● TASK PROMPT
Locate every line below that contains the word "data" and copy it.

● LISTING
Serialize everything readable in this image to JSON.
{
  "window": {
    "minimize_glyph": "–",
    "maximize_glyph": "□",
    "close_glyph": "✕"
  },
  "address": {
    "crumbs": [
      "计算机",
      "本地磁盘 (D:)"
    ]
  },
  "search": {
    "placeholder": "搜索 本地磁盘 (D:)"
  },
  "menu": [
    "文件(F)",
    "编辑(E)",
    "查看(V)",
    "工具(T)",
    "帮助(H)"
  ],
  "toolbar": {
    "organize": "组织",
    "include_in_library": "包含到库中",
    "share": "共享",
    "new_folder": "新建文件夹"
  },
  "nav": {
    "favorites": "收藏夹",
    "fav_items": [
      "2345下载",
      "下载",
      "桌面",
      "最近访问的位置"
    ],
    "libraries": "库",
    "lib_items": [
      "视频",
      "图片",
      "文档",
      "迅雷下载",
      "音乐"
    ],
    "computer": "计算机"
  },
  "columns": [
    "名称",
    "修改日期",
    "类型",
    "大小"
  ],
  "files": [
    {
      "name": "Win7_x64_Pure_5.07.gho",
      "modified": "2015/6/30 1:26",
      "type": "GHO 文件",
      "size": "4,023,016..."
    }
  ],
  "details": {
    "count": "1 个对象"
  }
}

==

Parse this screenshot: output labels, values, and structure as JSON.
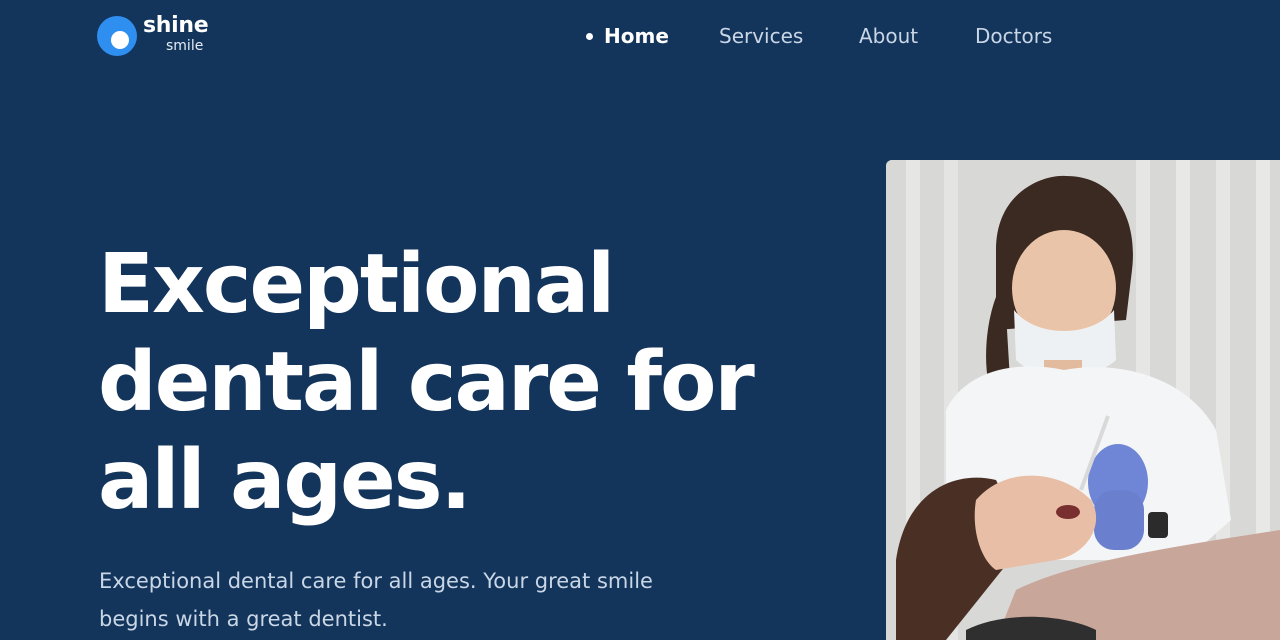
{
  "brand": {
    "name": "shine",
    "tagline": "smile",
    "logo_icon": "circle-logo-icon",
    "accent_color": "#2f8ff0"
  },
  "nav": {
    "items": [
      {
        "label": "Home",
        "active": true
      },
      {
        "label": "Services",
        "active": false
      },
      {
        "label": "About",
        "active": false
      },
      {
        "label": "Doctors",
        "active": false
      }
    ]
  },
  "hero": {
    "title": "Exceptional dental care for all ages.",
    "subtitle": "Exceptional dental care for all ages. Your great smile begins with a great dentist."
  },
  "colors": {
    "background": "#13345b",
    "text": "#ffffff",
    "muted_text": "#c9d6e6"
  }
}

* * *

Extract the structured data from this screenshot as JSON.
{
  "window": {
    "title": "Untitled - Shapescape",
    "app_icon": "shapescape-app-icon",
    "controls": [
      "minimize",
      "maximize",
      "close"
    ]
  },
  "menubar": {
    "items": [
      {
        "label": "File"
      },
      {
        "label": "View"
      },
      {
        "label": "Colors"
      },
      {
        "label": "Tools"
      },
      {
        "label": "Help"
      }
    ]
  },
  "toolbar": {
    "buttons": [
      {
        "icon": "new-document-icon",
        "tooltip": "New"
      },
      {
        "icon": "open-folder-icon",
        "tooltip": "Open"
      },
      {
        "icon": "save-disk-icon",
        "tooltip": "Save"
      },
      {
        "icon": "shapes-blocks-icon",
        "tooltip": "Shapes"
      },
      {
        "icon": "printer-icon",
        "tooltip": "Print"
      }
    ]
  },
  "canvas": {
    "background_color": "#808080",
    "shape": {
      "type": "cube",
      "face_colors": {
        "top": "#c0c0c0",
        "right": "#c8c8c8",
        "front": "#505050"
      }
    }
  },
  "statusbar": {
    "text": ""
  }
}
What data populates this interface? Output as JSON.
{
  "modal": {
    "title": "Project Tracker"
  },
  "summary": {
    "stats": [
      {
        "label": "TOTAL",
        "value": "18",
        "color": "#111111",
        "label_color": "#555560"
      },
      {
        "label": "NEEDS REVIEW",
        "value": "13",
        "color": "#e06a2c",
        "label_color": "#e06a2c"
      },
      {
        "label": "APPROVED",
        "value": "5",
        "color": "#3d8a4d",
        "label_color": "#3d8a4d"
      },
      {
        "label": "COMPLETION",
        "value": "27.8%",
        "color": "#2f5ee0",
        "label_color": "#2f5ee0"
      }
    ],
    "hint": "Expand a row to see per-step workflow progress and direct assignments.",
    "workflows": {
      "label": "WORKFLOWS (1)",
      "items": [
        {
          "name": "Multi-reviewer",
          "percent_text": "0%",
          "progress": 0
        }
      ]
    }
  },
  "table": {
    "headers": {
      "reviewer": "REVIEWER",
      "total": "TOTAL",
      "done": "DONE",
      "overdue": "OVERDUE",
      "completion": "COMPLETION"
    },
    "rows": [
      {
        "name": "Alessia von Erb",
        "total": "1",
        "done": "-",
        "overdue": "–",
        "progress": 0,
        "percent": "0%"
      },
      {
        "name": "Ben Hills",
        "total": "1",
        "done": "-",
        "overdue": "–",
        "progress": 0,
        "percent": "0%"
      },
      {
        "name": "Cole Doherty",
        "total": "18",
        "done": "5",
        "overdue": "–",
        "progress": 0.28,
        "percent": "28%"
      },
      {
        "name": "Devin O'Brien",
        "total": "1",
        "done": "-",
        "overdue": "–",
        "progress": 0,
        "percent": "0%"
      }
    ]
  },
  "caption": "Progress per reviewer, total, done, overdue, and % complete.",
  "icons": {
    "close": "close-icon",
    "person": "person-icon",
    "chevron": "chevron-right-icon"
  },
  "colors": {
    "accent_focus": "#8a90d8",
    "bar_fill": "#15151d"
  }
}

● FULL ANSWER
Extract the structured data from this screenshot as JSON.
What data populates this interface? Output as JSON.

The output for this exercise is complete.